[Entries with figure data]

-- START --

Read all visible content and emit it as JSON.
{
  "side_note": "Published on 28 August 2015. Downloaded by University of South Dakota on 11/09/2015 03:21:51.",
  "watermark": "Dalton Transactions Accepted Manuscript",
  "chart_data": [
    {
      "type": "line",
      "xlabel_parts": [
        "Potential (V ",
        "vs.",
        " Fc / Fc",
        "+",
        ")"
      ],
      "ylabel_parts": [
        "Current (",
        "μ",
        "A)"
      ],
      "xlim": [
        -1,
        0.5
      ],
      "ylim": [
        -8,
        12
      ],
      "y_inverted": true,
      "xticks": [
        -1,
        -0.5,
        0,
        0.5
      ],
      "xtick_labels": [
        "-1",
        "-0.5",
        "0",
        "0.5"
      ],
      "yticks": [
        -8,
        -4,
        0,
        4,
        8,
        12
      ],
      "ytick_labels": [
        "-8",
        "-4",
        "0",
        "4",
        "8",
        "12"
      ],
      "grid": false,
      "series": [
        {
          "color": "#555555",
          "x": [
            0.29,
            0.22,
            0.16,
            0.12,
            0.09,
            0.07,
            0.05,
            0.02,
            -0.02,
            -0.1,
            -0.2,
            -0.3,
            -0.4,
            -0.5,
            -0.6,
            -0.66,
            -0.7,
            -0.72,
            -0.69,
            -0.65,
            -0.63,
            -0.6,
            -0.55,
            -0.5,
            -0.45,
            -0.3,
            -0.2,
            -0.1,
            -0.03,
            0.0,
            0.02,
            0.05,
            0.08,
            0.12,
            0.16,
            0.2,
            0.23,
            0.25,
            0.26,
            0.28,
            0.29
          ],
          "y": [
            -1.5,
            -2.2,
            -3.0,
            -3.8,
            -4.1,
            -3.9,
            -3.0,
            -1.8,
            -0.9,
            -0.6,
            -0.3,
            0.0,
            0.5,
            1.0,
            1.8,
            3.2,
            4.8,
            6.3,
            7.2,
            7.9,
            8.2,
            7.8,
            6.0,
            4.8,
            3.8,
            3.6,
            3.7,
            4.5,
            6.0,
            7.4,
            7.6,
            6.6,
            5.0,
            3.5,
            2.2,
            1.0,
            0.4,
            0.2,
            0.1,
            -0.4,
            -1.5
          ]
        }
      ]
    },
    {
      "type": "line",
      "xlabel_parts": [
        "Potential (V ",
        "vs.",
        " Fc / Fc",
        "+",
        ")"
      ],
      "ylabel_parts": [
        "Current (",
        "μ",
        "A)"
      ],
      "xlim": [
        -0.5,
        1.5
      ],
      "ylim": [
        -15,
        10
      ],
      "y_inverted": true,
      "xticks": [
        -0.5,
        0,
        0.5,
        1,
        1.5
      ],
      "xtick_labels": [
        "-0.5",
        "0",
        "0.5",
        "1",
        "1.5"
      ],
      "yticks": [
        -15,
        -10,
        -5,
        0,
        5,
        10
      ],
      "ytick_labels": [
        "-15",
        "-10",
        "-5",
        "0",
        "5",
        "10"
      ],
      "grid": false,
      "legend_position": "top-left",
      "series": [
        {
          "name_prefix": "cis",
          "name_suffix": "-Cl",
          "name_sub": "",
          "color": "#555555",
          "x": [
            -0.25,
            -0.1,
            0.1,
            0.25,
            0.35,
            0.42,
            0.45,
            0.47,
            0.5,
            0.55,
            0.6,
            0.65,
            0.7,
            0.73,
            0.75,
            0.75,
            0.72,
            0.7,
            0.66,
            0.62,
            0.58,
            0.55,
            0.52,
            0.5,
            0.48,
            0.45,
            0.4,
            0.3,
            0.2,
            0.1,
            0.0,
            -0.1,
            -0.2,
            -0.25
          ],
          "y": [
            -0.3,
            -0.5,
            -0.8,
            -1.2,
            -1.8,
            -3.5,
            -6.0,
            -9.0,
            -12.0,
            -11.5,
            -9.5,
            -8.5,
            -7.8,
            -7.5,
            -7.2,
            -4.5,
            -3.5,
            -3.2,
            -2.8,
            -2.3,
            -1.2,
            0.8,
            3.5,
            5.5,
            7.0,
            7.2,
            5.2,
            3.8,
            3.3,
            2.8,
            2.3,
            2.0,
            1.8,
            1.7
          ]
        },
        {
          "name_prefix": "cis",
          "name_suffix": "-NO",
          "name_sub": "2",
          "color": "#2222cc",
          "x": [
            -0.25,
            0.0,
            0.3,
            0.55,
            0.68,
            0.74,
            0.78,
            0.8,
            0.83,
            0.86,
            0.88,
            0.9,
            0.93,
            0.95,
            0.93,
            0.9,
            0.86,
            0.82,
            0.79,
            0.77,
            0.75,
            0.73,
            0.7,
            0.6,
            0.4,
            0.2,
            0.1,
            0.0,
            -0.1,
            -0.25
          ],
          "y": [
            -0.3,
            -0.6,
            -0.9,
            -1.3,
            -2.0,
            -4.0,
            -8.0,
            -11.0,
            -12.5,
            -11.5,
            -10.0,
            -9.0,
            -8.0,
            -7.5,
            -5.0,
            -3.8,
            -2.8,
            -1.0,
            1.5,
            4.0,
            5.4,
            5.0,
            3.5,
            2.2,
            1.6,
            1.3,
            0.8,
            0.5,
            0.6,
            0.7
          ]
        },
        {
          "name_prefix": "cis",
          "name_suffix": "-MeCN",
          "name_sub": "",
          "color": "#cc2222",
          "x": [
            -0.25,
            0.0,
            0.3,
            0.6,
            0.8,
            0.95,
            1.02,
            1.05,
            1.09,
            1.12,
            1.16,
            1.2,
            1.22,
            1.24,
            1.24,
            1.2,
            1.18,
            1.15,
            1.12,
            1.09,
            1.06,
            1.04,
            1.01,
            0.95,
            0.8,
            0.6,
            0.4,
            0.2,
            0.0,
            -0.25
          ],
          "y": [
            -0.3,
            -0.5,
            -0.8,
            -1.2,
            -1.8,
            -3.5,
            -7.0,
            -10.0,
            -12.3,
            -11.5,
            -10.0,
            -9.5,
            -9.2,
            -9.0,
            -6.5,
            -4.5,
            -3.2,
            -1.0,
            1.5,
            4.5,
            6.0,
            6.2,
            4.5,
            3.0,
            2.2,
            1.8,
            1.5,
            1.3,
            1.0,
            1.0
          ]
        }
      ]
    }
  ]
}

-- END --

#### GOAL
Track down every line of the material containing the string "color", and copy it.

#### CORRECT ANSWER
          "color": "#555555",
          "color": "#555555",
          "color": "#2222cc",
          "color": "#cc2222",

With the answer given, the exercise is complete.